Posture is the Mind, Body, Spirit connection that we can access daily
Updated: Sep 23
(We would like to give Meredith Clemons a huge THANK YOU for her time and emotional vulnerability in writing this post. When Shanna first asked for her to write this piece, we could have never imagined such a beautiful and raw article. We have included links on how you can find & contact Meredith at the bottom of the post.)
“Are you a swimmer?” I heard a customer call out as I stacked piles of carrots for sale at a farmer’s market. It was the middle of July. Hot in the shade, sweaty, sticky, humid by 9am. Tank tops only. It was that kind of summer day. “It’s just those shoulders…” she said.
I’m not a swimmer, except for a couple of seasons in middle school, but based on the number of strangers who have asked over the years, maybe I missed my calling. Instead of a swimsuit, I chose a leotard. Instead of swimming, dance. Bizarrely similar uniforms, but completely different standards for the ideal body. Where in swimming my broad shoulders would have been an asset, in dance they became an over-sized burden. Breadth was never the goal of a ballerina.
My "Problem" Area
And so it goes that my broad shoulders have always been my “thing” – the problem section of my body. Unfortunately, many of us have one. Some story we’ve been told about what is and isn’t normal for a human body.
I always thought I was pretty successful at hiding that shoulder shame. I set out to make them appear smaller by changing my posture. With my shoulders sloped forward, my chest slightly collapsed in, I reasoned that they would appear narrower, less broad, less embarrassing. I was sure that appearing smaller would make me feel better and more confident. I figured I could just trick all of the people around me, they’d have no idea, and I would magically stop feeling insecure.
Posture as a Physical Representation of Your Emotional Being
I never put much thought into how that posture made me feel in the world. Frankly, it was not very comfortable, but over time it became my normal. I had ever-cycling upper back pain, lower back pain, mid-back pain, neck pain. Pick a spot, it at some point was uncomfortable. I never connected why I was uncomfortable, and I never paid attention to the feelings about my body that my slumping posture brought up. I thought I appeared fairly comfortable in my skin, but seeing candid pictures was always a shock. Instead of looking less broad and confident about it, I looked incredibly insecure. Despite my best efforts, I looked ashamed.
=-=-=-=-=
Directions:
**a.** In the posture article, set down the stretch from "I’m not a swimmer, except" through "a human body." word for word.
**b.** Translate this sentence from the posture article into Spanish: "I never put much thought into how that posture made me feel in the world."
**c.** Answer these questions from the posture article:
(i) What was the writer stacking for sale at the farmer's market?
(ii) What did the writer choose instead of swimming?
(iii) What did seeing candid pictures always give the writer?
=-=-=-=-=
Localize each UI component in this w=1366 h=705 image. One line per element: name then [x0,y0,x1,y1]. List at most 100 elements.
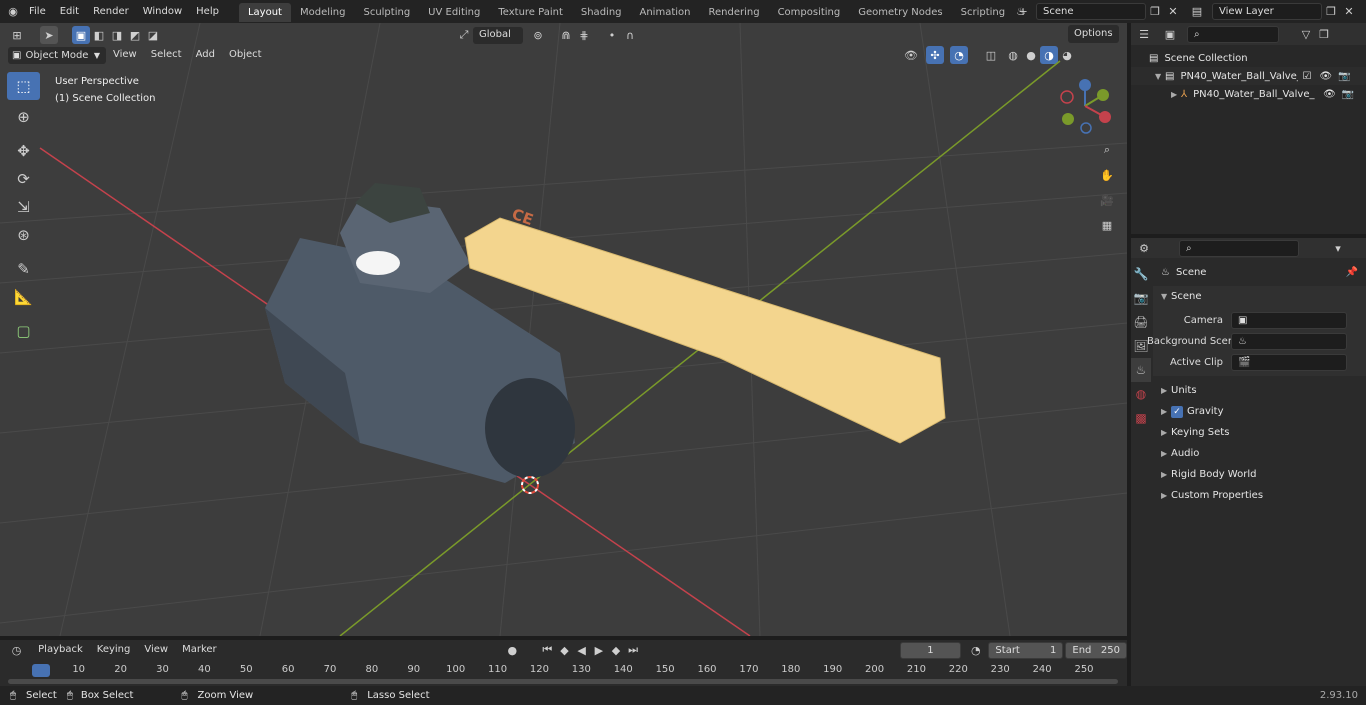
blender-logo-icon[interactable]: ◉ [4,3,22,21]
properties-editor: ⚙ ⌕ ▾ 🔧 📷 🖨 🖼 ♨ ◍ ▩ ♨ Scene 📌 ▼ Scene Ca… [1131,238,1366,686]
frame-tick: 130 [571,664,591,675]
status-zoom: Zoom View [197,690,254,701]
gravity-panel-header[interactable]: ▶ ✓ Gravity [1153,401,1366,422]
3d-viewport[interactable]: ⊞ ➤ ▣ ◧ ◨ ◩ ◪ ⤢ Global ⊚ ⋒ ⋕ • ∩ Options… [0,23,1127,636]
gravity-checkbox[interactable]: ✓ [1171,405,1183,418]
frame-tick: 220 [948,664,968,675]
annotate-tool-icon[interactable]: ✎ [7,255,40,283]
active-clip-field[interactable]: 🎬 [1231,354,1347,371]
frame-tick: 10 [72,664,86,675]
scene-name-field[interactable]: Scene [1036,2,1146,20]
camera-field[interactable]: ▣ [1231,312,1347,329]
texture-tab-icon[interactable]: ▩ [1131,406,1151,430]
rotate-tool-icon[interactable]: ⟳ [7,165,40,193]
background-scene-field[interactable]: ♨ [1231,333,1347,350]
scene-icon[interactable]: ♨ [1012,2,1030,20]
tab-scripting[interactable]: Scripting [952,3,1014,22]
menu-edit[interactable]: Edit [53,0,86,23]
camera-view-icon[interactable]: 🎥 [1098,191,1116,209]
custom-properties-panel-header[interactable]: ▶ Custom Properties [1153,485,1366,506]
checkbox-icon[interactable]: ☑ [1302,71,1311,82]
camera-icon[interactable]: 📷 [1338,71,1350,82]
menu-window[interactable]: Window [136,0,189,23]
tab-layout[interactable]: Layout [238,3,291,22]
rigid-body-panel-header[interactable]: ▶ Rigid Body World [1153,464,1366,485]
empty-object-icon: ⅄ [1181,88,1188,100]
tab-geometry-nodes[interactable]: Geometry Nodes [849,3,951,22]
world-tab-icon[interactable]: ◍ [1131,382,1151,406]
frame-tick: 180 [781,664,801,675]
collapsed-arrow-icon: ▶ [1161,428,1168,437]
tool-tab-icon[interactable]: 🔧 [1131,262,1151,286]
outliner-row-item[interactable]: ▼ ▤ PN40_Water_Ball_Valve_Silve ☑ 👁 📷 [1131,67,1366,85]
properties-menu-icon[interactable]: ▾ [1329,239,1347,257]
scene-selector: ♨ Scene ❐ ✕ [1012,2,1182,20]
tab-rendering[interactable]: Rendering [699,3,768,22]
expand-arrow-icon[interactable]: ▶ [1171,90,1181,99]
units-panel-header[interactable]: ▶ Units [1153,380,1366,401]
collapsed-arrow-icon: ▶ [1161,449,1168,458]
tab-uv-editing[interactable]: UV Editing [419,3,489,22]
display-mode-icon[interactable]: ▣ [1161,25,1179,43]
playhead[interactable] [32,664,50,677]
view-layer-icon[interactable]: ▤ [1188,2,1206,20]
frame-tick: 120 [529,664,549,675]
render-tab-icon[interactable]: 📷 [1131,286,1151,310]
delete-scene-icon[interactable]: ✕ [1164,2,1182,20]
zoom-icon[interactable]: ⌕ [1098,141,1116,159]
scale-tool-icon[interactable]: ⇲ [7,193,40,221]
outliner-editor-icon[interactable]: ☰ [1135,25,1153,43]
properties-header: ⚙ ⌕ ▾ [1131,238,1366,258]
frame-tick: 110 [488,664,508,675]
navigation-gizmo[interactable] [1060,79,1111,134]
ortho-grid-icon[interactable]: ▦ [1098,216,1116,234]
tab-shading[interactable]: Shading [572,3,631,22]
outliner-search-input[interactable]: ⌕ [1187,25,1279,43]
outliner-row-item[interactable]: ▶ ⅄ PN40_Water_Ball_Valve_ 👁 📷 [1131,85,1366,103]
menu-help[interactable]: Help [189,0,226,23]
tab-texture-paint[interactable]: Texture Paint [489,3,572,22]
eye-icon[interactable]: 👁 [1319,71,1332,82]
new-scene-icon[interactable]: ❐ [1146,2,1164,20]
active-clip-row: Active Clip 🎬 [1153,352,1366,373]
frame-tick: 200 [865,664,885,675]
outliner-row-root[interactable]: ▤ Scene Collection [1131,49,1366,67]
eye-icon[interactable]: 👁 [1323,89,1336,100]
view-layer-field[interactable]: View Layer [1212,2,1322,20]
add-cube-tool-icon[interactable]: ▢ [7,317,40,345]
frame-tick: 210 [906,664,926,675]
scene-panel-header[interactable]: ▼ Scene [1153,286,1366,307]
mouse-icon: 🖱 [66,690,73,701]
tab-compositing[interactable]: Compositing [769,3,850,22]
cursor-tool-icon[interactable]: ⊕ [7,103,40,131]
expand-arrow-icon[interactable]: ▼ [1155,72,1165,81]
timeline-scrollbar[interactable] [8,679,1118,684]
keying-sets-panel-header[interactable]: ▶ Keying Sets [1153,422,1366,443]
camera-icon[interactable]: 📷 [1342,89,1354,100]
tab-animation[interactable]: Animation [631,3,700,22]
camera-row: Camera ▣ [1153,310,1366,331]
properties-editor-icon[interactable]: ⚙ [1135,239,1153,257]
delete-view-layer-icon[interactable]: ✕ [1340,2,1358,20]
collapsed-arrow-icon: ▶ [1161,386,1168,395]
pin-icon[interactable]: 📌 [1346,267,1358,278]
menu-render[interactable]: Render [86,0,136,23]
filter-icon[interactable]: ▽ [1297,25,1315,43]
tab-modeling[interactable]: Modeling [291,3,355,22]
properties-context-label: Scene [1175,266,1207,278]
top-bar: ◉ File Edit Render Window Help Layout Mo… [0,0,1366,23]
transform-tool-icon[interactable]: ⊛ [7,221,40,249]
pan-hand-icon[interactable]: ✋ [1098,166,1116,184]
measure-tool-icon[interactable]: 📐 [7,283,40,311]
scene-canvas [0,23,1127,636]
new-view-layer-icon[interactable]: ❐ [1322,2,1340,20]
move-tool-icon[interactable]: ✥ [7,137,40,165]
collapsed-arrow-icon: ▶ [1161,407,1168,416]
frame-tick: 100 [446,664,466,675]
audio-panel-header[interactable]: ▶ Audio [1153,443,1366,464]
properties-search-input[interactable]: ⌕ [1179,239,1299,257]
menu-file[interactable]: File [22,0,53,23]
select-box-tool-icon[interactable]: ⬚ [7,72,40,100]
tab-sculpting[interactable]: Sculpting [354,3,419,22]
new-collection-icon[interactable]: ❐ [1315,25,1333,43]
=-=-=-=-=
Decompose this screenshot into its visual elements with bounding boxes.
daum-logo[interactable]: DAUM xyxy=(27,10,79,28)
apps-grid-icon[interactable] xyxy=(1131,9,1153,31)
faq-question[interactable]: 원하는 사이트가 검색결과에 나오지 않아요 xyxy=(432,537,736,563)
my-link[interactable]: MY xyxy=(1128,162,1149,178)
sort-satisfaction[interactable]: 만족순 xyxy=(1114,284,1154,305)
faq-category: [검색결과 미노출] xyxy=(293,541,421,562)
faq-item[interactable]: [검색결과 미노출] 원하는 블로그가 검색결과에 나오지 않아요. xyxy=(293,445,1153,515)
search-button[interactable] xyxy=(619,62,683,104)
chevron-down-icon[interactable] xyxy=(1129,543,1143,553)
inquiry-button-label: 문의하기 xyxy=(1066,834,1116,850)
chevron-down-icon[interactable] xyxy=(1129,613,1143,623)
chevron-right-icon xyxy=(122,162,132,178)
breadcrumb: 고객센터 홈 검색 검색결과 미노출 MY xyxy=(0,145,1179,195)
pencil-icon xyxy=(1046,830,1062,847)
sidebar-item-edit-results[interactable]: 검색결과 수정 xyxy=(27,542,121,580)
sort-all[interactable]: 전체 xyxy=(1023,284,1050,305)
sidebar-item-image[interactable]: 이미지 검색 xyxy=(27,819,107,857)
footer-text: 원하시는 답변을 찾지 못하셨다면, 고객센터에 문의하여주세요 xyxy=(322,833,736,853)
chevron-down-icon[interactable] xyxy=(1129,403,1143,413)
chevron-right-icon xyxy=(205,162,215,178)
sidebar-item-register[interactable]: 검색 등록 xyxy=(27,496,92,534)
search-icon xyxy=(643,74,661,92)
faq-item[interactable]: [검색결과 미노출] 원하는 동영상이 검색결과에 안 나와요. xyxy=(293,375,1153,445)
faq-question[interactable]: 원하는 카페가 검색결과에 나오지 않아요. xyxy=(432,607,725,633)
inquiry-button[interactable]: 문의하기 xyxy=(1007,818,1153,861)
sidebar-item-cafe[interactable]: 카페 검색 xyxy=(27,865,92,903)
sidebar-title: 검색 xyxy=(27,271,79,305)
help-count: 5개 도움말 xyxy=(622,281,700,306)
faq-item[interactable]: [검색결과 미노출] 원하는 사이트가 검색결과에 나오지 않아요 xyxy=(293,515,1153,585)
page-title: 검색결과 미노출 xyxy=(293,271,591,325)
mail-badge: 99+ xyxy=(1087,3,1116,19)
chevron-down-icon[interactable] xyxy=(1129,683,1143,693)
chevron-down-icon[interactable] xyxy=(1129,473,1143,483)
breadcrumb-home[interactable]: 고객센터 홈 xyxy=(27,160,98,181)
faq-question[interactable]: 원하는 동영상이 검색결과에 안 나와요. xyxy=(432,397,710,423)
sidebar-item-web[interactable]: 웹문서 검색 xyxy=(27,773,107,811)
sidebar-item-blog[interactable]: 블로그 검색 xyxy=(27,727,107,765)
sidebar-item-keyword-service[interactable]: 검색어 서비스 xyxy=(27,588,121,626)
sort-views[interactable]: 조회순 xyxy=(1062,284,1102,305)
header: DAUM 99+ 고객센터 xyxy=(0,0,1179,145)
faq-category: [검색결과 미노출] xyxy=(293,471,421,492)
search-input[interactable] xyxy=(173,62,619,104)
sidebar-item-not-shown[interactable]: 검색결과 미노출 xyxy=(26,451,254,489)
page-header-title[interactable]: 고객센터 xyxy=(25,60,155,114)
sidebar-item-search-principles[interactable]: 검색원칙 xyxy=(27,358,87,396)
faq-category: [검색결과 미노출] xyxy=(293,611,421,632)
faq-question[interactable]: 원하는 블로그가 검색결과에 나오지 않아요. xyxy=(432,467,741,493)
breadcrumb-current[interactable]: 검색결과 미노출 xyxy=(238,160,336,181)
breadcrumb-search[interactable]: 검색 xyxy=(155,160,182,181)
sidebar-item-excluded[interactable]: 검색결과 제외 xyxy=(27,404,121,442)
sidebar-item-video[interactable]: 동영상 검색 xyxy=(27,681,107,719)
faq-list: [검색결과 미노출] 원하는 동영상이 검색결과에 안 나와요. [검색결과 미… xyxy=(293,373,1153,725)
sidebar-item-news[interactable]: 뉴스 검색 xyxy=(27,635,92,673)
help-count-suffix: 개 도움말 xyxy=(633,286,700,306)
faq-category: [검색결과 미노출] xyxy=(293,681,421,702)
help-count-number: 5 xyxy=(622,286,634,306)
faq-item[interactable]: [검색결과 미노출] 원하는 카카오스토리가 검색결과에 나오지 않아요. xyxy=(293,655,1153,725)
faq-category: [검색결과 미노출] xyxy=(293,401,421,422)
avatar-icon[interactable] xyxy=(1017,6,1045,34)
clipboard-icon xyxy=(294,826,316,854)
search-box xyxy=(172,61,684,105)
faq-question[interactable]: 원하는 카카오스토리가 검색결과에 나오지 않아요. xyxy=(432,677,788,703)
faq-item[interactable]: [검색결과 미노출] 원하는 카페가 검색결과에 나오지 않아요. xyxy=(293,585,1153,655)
=-=-=-=-=
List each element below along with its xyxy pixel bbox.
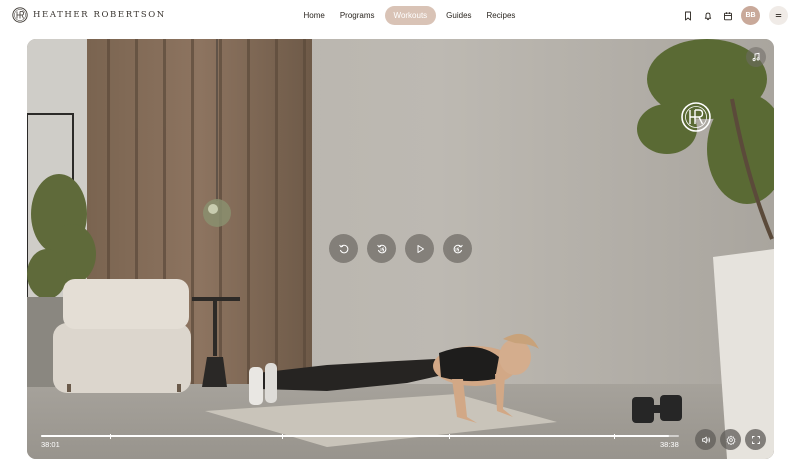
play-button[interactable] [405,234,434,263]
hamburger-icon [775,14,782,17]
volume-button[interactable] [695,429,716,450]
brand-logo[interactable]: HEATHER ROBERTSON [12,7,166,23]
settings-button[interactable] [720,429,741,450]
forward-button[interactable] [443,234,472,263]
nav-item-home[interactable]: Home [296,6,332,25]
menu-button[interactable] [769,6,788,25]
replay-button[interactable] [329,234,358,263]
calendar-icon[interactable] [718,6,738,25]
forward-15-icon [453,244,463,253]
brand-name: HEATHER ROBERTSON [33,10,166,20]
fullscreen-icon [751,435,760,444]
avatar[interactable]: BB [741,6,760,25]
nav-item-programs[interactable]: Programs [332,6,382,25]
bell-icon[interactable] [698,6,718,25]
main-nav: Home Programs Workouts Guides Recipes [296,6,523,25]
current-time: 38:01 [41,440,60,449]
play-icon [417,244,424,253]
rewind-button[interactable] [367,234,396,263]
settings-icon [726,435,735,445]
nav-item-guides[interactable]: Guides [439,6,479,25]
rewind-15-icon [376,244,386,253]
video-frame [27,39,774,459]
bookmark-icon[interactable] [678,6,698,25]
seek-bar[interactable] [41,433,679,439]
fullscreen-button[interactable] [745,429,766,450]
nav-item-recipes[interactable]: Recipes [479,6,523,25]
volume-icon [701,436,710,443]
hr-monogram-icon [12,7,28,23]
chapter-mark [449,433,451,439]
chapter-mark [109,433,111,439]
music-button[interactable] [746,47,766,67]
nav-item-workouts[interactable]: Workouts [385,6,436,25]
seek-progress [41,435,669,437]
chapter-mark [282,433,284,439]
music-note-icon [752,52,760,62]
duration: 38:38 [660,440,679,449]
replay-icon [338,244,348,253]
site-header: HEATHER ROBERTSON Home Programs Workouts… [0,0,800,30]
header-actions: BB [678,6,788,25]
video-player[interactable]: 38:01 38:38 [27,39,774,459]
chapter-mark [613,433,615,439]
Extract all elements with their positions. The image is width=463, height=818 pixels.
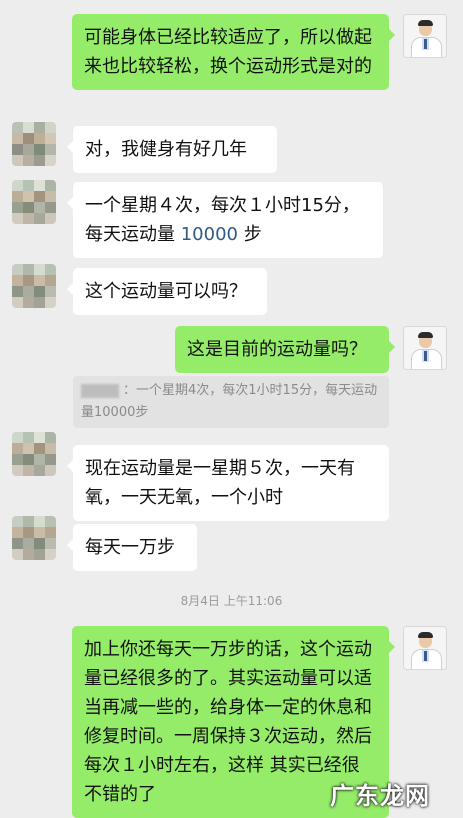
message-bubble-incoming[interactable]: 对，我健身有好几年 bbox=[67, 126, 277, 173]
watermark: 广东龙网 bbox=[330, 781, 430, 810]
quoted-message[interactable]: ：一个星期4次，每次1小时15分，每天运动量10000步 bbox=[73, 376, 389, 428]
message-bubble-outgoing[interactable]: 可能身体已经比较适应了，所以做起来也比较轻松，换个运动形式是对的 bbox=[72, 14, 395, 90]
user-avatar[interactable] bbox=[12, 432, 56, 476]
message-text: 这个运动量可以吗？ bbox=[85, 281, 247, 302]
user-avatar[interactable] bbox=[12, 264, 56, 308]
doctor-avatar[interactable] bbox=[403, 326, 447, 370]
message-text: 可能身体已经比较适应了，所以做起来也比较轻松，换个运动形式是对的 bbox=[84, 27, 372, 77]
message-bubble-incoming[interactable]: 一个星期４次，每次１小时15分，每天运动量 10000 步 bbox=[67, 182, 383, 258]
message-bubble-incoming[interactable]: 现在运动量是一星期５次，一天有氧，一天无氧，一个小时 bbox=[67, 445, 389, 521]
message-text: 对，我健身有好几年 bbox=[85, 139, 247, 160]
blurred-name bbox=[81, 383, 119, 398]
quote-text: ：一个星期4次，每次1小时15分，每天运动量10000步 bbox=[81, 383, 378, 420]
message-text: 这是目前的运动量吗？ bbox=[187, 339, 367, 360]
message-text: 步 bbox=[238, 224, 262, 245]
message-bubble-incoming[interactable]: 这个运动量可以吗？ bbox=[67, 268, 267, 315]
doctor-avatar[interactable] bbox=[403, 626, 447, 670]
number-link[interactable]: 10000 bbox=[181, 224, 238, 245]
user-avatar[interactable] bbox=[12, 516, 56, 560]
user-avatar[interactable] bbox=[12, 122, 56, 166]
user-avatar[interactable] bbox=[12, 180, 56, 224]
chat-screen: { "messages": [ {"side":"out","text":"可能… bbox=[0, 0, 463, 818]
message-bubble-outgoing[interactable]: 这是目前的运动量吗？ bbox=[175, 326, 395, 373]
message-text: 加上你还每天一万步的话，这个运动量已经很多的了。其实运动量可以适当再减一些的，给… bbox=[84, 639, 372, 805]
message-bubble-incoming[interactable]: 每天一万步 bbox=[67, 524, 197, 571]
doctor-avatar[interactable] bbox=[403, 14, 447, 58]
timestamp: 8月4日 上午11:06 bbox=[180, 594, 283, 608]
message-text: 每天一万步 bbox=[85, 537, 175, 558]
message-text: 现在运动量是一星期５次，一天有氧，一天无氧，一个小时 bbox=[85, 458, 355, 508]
=-=-=-=-=
Expected responses:
**a.**
I’m not a swimmer, except for a couple of seasons in middle school, but based on the number of strangers who have asked over the years, maybe I missed my calling. Instead of a swimsuit, I chose a leotard. Instead of swimming, dance. Bizarrely similar uniforms, but completely different standards for the ideal body. Where in swimming my broad shoulders would have been an asset, in dance they became an over-sized burden. Breadth was never the goal of a ballerina.
My "Problem" Area
And so it goes that my broad shoulders have always been my “thing” – the problem section of my body. Unfortunately, many of us have one. Some story we’ve been told about what is and isn’t normal for a human body.

**b.** Nunca pensé mucho en cómo me hacía sentir esa postura en el mundo.

**c.**
(i) Piles of carrots
(ii) Dance
(iii) A shock